_Given instruction_
Copy out the entries below precisely; nothing is to be omitted.

--- Start of Data listing ---

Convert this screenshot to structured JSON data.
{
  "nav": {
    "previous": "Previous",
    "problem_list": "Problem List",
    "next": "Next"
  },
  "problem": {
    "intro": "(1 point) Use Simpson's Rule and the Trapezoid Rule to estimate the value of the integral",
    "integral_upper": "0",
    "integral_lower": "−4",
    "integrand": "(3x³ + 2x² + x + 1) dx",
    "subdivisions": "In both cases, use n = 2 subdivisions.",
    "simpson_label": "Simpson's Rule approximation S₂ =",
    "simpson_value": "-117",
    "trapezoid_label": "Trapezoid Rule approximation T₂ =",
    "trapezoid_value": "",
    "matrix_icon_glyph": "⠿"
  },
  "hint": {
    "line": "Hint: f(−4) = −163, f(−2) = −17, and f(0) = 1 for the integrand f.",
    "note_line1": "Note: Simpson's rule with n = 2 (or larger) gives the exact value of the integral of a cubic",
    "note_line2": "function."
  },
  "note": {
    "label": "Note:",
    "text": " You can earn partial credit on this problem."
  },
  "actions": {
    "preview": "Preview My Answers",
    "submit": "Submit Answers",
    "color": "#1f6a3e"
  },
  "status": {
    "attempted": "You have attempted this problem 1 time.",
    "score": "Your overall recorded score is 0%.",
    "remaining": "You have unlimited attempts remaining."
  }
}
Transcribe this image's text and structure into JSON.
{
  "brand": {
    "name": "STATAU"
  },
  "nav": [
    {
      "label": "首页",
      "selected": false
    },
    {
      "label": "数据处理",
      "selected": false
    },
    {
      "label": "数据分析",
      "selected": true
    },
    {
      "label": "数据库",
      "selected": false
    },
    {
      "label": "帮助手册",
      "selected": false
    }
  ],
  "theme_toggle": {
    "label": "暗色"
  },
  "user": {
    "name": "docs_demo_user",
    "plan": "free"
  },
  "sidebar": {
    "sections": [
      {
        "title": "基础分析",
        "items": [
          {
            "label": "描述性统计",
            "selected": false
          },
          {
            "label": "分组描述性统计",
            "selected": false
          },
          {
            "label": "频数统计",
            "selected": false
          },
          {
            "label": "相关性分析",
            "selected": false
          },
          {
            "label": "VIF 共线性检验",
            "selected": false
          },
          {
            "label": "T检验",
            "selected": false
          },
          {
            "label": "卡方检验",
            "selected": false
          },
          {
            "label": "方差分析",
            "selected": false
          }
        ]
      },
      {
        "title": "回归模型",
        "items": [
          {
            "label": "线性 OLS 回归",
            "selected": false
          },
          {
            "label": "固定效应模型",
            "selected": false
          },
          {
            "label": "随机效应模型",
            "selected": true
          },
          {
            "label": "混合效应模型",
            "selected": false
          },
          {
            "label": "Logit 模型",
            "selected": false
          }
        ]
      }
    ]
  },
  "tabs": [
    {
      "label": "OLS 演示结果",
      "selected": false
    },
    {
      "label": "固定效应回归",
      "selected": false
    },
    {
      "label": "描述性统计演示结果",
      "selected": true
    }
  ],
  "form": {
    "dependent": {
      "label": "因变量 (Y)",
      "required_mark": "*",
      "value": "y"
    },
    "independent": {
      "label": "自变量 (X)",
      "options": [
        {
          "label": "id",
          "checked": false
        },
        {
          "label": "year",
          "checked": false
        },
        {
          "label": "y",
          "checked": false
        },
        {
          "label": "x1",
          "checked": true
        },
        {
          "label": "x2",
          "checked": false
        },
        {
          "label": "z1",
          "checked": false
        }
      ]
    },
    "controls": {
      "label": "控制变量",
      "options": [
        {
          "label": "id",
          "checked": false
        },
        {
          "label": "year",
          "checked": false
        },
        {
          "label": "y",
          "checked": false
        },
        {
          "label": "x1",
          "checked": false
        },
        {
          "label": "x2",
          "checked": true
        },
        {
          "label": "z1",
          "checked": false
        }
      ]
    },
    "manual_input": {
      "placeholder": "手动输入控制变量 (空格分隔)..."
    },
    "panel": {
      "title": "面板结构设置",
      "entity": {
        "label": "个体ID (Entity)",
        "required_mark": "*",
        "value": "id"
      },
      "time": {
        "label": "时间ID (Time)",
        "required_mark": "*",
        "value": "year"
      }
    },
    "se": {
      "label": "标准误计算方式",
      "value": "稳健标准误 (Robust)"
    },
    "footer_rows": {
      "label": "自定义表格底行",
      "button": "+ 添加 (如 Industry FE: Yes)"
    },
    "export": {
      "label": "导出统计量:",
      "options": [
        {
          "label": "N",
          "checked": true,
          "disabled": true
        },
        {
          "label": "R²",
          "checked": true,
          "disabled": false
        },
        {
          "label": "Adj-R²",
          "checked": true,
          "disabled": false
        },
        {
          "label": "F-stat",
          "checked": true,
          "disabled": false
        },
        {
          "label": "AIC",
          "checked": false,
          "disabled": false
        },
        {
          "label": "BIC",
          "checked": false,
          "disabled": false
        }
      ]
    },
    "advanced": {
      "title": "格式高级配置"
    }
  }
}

--- End of Data listing ---

_Solution_
Convert this screenshot to structured JSON data.
{
  "nav": {
    "previous": "Previous",
    "problem_list": "Problem List",
    "next": "Next"
  },
  "problem": {
    "intro": "(1 point) Use Simpson's Rule and the Trapezoid Rule to estimate the value of the integral",
    "integral_upper": "0",
    "integral_lower": "−4",
    "integrand": "(3x³ + 2x² + x + 1) dx",
    "subdivisions": "In both cases, use n = 2 subdivisions.",
    "simpson_label": "Simpson's Rule approximation S₂ =",
    "simpson_value": "-117",
    "trapezoid_label": "Trapezoid Rule approximation T₂ =",
    "trapezoid_value": "",
    "matrix_icon_glyph": "⠿"
  },
  "hint": {
    "line": "Hint: f(−4) = −163, f(−2) = −17, and f(0) = 1 for the integrand f.",
    "note_line1": "Note: Simpson's rule with n = 2 (or larger) gives the exact value of the integral of a cubic",
    "note_line2": "function."
  },
  "note": {
    "label": "Note:",
    "text": " You can earn partial credit on this problem."
  },
  "actions": {
    "preview": "Preview My Answers",
    "submit": "Submit Answers",
    "color": "#1f6a3e"
  },
  "status": {
    "attempted": "You have attempted this problem 1 time.",
    "score": "Your overall recorded score is 0%.",
    "remaining": "You have unlimited attempts remaining."
  }
}
Transcribe this image's text and structure into JSON.
{
  "brand": {
    "name": "STATAU"
  },
  "nav": [
    {
      "label": "首页",
      "selected": false
    },
    {
      "label": "数据处理",
      "selected": false
    },
    {
      "label": "数据分析",
      "selected": true
    },
    {
      "label": "数据库",
      "selected": false
    },
    {
      "label": "帮助手册",
      "selected": false
    }
  ],
  "theme_toggle": {
    "label": "暗色"
  },
  "user": {
    "name": "docs_demo_user",
    "plan": "free"
  },
  "sidebar": {
    "sections": [
      {
        "title": "基础分析",
        "items": [
          {
            "label": "描述性统计",
            "selected": false
          },
          {
            "label": "分组描述性统计",
            "selected": false
          },
          {
            "label": "频数统计",
            "selected": false
          },
          {
            "label": "相关性分析",
            "selected": false
          },
          {
            "label": "VIF 共线性检验",
            "selected": false
          },
          {
            "label": "T检验",
            "selected": false
          },
          {
            "label": "卡方检验",
            "selected": false
          },
          {
            "label": "方差分析",
            "selected": false
          }
        ]
      },
      {
        "title": "回归模型",
        "items": [
          {
            "label": "线性 OLS 回归",
            "selected": false
          },
          {
            "label": "固定效应模型",
            "selected": false
          },
          {
            "label": "随机效应模型",
            "selected": true
          },
          {
            "label": "混合效应模型",
            "selected": false
          },
          {
            "label": "Logit 模型",
            "selected": false
          }
        ]
      }
    ]
  },
  "tabs": [
    {
      "label": "OLS 演示结果",
      "selected": false
    },
    {
      "label": "固定效应回归",
      "selected": false
    },
    {
      "label": "描述性统计演示结果",
      "selected": true
    }
  ],
  "form": {
    "dependent": {
      "label": "因变量 (Y)",
      "required_mark": "*",
      "value": "y"
    },
    "independent": {
      "label": "自变量 (X)",
      "options": [
        {
          "label": "id",
          "checked": false
        },
        {
          "label": "year",
          "checked": false
        },
        {
          "label": "y",
          "checked": false
        },
        {
          "label": "x1",
          "checked": true
        },
        {
          "label": "x2",
          "checked": false
        },
        {
          "label": "z1",
          "checked": false
        }
      ]
    },
    "controls": {
      "label": "控制变量",
      "options": [
        {
          "label": "id",
          "checked": false
        },
        {
          "label": "year",
          "checked": false
        },
        {
          "label": "y",
          "checked": false
        },
        {
          "label": "x1",
          "checked": false
        },
        {
          "label": "x2",
          "checked": true
        },
        {
          "label": "z1",
          "checked": false
        }
      ]
    },
    "manual_input": {
      "placeholder": "手动输入控制变量 (空格分隔)..."
    },
    "panel": {
      "title": "面板结构设置",
      "entity": {
        "label": "个体ID (Entity)",
        "required_mark": "*",
        "value": "id"
      },
      "time": {
        "label": "时间ID (Time)",
        "required_mark": "*",
        "value": "year"
      }
    },
    "se": {
      "label": "标准误计算方式",
      "value": "稳健标准误 (Robust)"
    },
    "footer_rows": {
      "label": "自定义表格底行",
      "button": "+ 添加 (如 Industry FE: Yes)"
    },
    "export": {
      "label": "导出统计量:",
      "options": [
        {
          "label": "N",
          "checked": true,
          "disabled": true
        },
        {
          "label": "R²",
          "checked": true,
          "disabled": false
        },
        {
          "label": "Adj-R²",
          "checked": true,
          "disabled": false
        },
        {
          "label": "F-stat",
          "checked": true,
          "disabled": false
        },
        {
          "label": "AIC",
          "checked": false,
          "disabled": false
        },
        {
          "label": "BIC",
          "checked": false,
          "disabled": false
        }
      ]
    },
    "advanced": {
      "title": "格式高级配置"
    }
  }
}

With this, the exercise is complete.